[Collected data entries]
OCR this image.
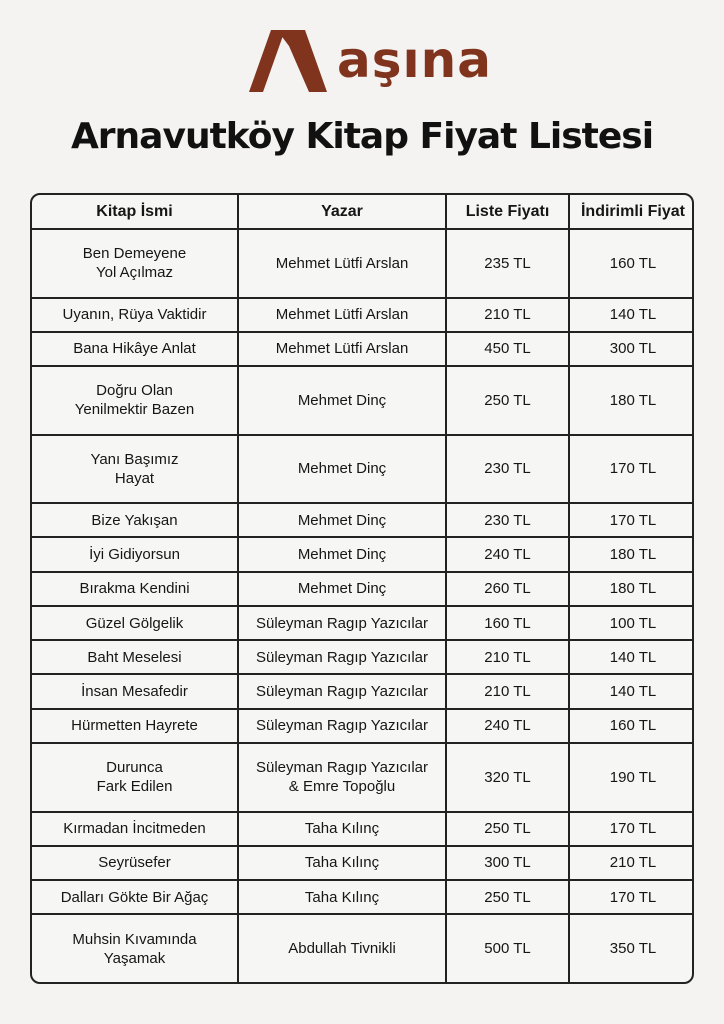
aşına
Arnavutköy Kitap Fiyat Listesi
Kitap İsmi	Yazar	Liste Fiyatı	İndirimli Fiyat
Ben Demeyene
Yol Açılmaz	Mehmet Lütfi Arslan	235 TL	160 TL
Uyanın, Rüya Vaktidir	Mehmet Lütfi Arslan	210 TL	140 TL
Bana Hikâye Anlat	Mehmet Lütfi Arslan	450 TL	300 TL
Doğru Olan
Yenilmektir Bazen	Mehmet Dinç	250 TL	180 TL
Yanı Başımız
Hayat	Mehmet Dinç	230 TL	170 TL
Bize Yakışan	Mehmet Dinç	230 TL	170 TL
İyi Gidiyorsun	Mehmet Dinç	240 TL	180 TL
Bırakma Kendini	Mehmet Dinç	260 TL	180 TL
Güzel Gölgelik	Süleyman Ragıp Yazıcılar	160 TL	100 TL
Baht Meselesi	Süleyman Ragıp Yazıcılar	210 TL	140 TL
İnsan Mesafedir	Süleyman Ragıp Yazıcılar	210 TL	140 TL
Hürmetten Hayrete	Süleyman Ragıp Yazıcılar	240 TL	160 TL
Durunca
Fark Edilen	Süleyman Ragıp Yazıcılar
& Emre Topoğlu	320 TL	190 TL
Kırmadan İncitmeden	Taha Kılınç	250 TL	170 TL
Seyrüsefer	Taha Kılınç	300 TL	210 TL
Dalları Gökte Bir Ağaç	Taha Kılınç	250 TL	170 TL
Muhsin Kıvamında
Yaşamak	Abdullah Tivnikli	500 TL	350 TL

> Task objective: Quote the material in full and exactly; do not carry over its pictures.

> Task answer:
OCR this image.
aşına
Arnavutköy Kitap Fiyat Listesi
Kitap İsmi	Yazar	Liste Fiyatı	İndirimli Fiyat
Ben Demeyene
Yol Açılmaz	Mehmet Lütfi Arslan	235 TL	160 TL
Uyanın, Rüya Vaktidir	Mehmet Lütfi Arslan	210 TL	140 TL
Bana Hikâye Anlat	Mehmet Lütfi Arslan	450 TL	300 TL
Doğru Olan
Yenilmektir Bazen	Mehmet Dinç	250 TL	180 TL
Yanı Başımız
Hayat	Mehmet Dinç	230 TL	170 TL
Bize Yakışan	Mehmet Dinç	230 TL	170 TL
İyi Gidiyorsun	Mehmet Dinç	240 TL	180 TL
Bırakma Kendini	Mehmet Dinç	260 TL	180 TL
Güzel Gölgelik	Süleyman Ragıp Yazıcılar	160 TL	100 TL
Baht Meselesi	Süleyman Ragıp Yazıcılar	210 TL	140 TL
İnsan Mesafedir	Süleyman Ragıp Yazıcılar	210 TL	140 TL
Hürmetten Hayrete	Süleyman Ragıp Yazıcılar	240 TL	160 TL
Durunca
Fark Edilen	Süleyman Ragıp Yazıcılar
& Emre Topoğlu	320 TL	190 TL
Kırmadan İncitmeden	Taha Kılınç	250 TL	170 TL
Seyrüsefer	Taha Kılınç	300 TL	210 TL
Dalları Gökte Bir Ağaç	Taha Kılınç	250 TL	170 TL
Muhsin Kıvamında
Yaşamak	Abdullah Tivnikli	500 TL	350 TL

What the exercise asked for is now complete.